Records to use:
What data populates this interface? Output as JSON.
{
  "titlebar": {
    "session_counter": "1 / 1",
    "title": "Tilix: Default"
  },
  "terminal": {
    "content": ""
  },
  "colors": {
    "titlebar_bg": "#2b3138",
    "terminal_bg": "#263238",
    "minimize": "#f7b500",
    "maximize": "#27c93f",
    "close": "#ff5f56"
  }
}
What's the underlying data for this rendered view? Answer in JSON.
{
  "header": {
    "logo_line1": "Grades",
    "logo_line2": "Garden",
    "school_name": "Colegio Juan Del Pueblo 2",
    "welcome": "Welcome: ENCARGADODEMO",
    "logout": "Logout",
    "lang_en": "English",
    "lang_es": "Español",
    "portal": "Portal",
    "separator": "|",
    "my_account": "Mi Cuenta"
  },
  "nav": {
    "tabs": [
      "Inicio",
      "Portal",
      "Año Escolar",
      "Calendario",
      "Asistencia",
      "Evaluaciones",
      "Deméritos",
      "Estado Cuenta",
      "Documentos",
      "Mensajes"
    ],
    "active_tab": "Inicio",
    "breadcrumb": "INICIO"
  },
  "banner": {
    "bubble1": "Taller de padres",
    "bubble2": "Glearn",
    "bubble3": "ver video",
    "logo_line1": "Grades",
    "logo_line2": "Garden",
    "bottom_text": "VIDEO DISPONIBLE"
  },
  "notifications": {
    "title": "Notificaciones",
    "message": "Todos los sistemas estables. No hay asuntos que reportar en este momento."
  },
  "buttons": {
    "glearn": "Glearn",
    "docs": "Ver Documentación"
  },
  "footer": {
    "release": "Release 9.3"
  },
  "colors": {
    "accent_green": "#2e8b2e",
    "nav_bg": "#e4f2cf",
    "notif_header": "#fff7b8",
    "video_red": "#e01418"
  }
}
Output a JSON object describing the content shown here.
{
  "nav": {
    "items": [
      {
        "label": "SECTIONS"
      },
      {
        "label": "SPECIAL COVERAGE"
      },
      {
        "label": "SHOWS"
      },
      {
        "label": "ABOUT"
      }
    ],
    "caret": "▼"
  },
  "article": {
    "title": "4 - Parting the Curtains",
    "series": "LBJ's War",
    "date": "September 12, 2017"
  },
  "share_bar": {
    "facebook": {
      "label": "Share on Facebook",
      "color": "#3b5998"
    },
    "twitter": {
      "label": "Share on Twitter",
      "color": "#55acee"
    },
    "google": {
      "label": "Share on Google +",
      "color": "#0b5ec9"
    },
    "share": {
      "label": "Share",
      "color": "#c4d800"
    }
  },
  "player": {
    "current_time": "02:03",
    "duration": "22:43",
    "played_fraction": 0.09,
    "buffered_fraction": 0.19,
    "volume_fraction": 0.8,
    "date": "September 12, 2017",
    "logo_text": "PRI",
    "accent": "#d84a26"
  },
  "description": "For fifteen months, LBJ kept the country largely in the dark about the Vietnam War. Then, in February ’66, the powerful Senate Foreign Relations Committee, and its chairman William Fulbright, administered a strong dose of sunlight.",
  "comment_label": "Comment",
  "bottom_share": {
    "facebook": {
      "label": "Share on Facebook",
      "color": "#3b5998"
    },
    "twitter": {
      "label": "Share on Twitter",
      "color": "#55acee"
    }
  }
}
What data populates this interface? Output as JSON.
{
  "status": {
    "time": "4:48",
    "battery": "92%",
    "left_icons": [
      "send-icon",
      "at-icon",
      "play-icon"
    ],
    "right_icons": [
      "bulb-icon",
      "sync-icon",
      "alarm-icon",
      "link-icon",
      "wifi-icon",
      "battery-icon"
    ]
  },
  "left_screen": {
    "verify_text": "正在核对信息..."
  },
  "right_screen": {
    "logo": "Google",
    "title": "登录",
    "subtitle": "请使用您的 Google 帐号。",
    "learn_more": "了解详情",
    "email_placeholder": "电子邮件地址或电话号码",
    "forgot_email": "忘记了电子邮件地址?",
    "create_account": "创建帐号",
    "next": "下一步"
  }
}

Problem requirements: Set out every line from the material that contains the string "date".

Output for this task:
    "date": "September 12, 2017"
    "date": "September 12, 2017",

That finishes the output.